STATED PROBLEM: Give all of the lines again, with nothing added or dropped.

Dataset excerpts
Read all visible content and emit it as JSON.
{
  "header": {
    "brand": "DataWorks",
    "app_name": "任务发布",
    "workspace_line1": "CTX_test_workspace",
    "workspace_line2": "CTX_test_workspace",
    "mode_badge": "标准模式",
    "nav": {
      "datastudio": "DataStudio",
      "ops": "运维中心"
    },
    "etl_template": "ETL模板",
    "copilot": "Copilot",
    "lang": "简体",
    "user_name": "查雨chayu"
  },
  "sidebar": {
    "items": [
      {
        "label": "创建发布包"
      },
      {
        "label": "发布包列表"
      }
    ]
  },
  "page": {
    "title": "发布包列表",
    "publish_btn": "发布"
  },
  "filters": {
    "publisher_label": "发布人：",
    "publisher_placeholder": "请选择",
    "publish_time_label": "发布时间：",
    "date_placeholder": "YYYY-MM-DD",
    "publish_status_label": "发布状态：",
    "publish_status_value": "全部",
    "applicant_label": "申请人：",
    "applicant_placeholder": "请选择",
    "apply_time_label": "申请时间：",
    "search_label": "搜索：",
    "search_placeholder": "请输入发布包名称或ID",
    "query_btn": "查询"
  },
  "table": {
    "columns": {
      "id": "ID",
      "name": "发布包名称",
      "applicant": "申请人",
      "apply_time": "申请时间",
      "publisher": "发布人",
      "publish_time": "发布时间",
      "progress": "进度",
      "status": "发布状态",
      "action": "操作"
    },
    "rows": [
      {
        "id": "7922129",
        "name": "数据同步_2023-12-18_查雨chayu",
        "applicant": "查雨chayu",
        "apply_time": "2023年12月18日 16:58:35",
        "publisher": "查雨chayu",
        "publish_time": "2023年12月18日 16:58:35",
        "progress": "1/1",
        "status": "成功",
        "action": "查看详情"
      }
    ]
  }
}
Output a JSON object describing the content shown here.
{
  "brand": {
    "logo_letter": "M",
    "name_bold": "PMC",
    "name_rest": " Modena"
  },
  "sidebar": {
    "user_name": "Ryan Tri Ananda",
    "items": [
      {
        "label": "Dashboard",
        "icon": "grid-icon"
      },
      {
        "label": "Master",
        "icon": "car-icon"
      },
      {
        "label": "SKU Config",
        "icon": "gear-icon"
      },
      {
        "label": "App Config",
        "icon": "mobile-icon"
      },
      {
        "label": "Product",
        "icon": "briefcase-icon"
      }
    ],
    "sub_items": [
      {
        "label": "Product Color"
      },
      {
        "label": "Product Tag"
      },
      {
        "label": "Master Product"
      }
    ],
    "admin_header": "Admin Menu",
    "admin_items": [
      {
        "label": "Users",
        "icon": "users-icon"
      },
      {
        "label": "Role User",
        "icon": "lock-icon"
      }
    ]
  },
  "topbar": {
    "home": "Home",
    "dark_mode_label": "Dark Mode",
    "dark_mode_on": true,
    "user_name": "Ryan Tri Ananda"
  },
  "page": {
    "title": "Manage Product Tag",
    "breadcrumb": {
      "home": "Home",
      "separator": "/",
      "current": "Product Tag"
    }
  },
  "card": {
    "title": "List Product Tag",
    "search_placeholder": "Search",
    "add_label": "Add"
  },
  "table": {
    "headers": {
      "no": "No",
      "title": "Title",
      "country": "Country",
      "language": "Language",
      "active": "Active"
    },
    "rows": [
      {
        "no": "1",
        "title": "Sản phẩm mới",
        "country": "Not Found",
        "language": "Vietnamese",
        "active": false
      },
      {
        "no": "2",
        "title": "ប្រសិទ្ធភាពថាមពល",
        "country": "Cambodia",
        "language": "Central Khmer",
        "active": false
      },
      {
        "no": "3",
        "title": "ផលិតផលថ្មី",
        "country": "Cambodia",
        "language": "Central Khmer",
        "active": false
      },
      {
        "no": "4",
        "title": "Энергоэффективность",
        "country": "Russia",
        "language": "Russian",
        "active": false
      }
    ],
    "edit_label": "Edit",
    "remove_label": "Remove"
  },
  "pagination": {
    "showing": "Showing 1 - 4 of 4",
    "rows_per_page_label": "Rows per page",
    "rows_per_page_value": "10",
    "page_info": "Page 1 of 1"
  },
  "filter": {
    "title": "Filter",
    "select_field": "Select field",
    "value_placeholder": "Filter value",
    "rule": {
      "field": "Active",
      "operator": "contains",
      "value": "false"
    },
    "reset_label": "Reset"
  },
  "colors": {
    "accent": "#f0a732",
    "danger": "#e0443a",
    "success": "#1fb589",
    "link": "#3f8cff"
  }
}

ANSWER:
Read all visible content and emit it as JSON.
{
  "header": {
    "brand": "DataWorks",
    "app_name": "任务发布",
    "workspace_line1": "CTX_test_workspace",
    "workspace_line2": "CTX_test_workspace",
    "mode_badge": "标准模式",
    "nav": {
      "datastudio": "DataStudio",
      "ops": "运维中心"
    },
    "etl_template": "ETL模板",
    "copilot": "Copilot",
    "lang": "简体",
    "user_name": "查雨chayu"
  },
  "sidebar": {
    "items": [
      {
        "label": "创建发布包"
      },
      {
        "label": "发布包列表"
      }
    ]
  },
  "page": {
    "title": "发布包列表",
    "publish_btn": "发布"
  },
  "filters": {
    "publisher_label": "发布人：",
    "publisher_placeholder": "请选择",
    "publish_time_label": "发布时间：",
    "date_placeholder": "YYYY-MM-DD",
    "publish_status_label": "发布状态：",
    "publish_status_value": "全部",
    "applicant_label": "申请人：",
    "applicant_placeholder": "请选择",
    "apply_time_label": "申请时间：",
    "search_label": "搜索：",
    "search_placeholder": "请输入发布包名称或ID",
    "query_btn": "查询"
  },
  "table": {
    "columns": {
      "id": "ID",
      "name": "发布包名称",
      "applicant": "申请人",
      "apply_time": "申请时间",
      "publisher": "发布人",
      "publish_time": "发布时间",
      "progress": "进度",
      "status": "发布状态",
      "action": "操作"
    },
    "rows": [
      {
        "id": "7922129",
        "name": "数据同步_2023-12-18_查雨chayu",
        "applicant": "查雨chayu",
        "apply_time": "2023年12月18日 16:58:35",
        "publisher": "查雨chayu",
        "publish_time": "2023年12月18日 16:58:35",
        "progress": "1/1",
        "status": "成功",
        "action": "查看详情"
      }
    ]
  }
}
Output a JSON object describing the content shown here.
{
  "brand": {
    "logo_letter": "M",
    "name_bold": "PMC",
    "name_rest": " Modena"
  },
  "sidebar": {
    "user_name": "Ryan Tri Ananda",
    "items": [
      {
        "label": "Dashboard",
        "icon": "grid-icon"
      },
      {
        "label": "Master",
        "icon": "car-icon"
      },
      {
        "label": "SKU Config",
        "icon": "gear-icon"
      },
      {
        "label": "App Config",
        "icon": "mobile-icon"
      },
      {
        "label": "Product",
        "icon": "briefcase-icon"
      }
    ],
    "sub_items": [
      {
        "label": "Product Color"
      },
      {
        "label": "Product Tag"
      },
      {
        "label": "Master Product"
      }
    ],
    "admin_header": "Admin Menu",
    "admin_items": [
      {
        "label": "Users",
        "icon": "users-icon"
      },
      {
        "label": "Role User",
        "icon": "lock-icon"
      }
    ]
  },
  "topbar": {
    "home": "Home",
    "dark_mode_label": "Dark Mode",
    "dark_mode_on": true,
    "user_name": "Ryan Tri Ananda"
  },
  "page": {
    "title": "Manage Product Tag",
    "breadcrumb": {
      "home": "Home",
      "separator": "/",
      "current": "Product Tag"
    }
  },
  "card": {
    "title": "List Product Tag",
    "search_placeholder": "Search",
    "add_label": "Add"
  },
  "table": {
    "headers": {
      "no": "No",
      "title": "Title",
      "country": "Country",
      "language": "Language",
      "active": "Active"
    },
    "rows": [
      {
        "no": "1",
        "title": "Sản phẩm mới",
        "country": "Not Found",
        "language": "Vietnamese",
        "active": false
      },
      {
        "no": "2",
        "title": "ប្រសិទ្ធភាពថាមពល",
        "country": "Cambodia",
        "language": "Central Khmer",
        "active": false
      },
      {
        "no": "3",
        "title": "ផលិតផលថ្មី",
        "country": "Cambodia",
        "language": "Central Khmer",
        "active": false
      },
      {
        "no": "4",
        "title": "Энергоэффективность",
        "country": "Russia",
        "language": "Russian",
        "active": false
      }
    ],
    "edit_label": "Edit",
    "remove_label": "Remove"
  },
  "pagination": {
    "showing": "Showing 1 - 4 of 4",
    "rows_per_page_label": "Rows per page",
    "rows_per_page_value": "10",
    "page_info": "Page 1 of 1"
  },
  "filter": {
    "title": "Filter",
    "select_field": "Select field",
    "value_placeholder": "Filter value",
    "rule": {
      "field": "Active",
      "operator": "contains",
      "value": "false"
    },
    "reset_label": "Reset"
  },
  "colors": {
    "accent": "#f0a732",
    "danger": "#e0443a",
    "success": "#1fb589",
    "link": "#3f8cff"
  }
}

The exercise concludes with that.